== Page excerpt ==

# Price per gas drop



## judejonathan1 (Feb 24, 2015)

Anybody does price per gas drop


----------



## mccmech (Jul 6, 2011)

So Jude, what part of the trade are you directly involved in?


----------



## BC73RS (Jan 25, 2014)

Kind of goes like this, if the gas pressure drops the price goes up.


----------



## dhal22 (Jul 30, 2010)

judejonathan1 said:


> Anybody does price per gas drop


Yes, I do. How can I help?


----------



## mccmech (Jul 6, 2011)

dhal22 said:


> Yes, I do. How can I help?


I don't think he was asking a question. Rather, he was making a statement. Unless his understanding of grammar is as poor as his understanding of reading & following site rules.


----------



## mccmech (Jul 6, 2011)

Hey dhall22, on a different note, I hope you enjoyed yer trip north. I was actually in North Wildwood the weekend you were in Sea Isle. I PM'd ya to see about talking some sense into you about the Cowgirls! Anyway, I hope you took those "Man-O-War" jellyfish back south with ya!


----------



## dhal22 (Jul 30, 2010)

I was baiting him...........


----------



## CTs2p2 (Dec 6, 2011)

dhal22 said:


> I was baiting him...........


Like a real pro.. Or should I say master..?

Hahaha See what I did there??


----------



## OpenSights (Mar 23, 2015)

judejonathan1 said:


> Anybody does price per gas drop


Not really. If gas jumps to above $3.50 per gallon I add an extra $5 to the bill. I don't drop the extra gas fee until it drops below $3 per gallon. I haven't had a customer complain about it yet. I love my van.... but 11mpg sucks! It's odd around my area, gas prices will jump/drop $.10-.30 two to four times a week.

Hope this helps.


----------



## dhal22 (Jul 30, 2010)

You can make money on higher gas prices. Add in a fuel surcharge, or rather I did it during the gas price shock a few years ago, and I had no complaints from customers.


----------



## OpenSights (Mar 23, 2015)

IDK about elsewhere, but when using a Visa at the pump they cut you off at $75! 

I'm just messing with the OP. Took me a bit to figure out WTF he was talking about the way he worded it.


----------

===
== Supplied records ==

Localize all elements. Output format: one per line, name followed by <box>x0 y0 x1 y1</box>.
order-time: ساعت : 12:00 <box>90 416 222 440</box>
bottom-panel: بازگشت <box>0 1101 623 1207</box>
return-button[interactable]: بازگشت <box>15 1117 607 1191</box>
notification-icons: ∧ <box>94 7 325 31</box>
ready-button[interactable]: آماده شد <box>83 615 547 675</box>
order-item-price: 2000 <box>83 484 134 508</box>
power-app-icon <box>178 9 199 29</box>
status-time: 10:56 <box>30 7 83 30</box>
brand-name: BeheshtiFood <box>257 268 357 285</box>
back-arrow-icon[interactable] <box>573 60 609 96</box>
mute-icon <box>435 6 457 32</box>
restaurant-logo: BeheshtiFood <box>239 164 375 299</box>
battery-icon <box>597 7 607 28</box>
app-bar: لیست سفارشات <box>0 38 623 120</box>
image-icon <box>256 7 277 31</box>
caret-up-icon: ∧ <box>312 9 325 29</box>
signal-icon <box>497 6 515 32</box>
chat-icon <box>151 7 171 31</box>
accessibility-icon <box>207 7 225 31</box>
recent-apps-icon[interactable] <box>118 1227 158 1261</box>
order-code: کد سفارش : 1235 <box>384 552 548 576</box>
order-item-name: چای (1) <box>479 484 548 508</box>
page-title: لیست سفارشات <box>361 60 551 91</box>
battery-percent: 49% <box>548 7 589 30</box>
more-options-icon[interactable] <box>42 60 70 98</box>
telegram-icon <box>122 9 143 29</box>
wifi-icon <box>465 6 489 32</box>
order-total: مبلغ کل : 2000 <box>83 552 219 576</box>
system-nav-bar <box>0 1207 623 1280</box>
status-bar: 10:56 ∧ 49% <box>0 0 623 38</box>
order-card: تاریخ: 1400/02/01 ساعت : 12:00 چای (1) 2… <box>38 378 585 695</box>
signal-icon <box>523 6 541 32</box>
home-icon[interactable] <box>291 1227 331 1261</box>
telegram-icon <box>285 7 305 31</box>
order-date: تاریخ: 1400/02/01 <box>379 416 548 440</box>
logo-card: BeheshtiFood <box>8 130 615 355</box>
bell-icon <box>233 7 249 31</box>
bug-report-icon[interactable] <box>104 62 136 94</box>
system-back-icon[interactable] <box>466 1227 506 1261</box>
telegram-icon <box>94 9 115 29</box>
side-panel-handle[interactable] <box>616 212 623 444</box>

===

**Exercise tasks:**
1. In the gas drop thread, above what gas price does OpenSights add an extra $5 to the bill?
2. Name every user who posts in the gas drop thread, listing each only once.

**Exercise answers:**
1. Above $3.50 per gallon.

2. judejonathan1, mccmech, BC73RS, dhal22, CTs2p2, OpenSights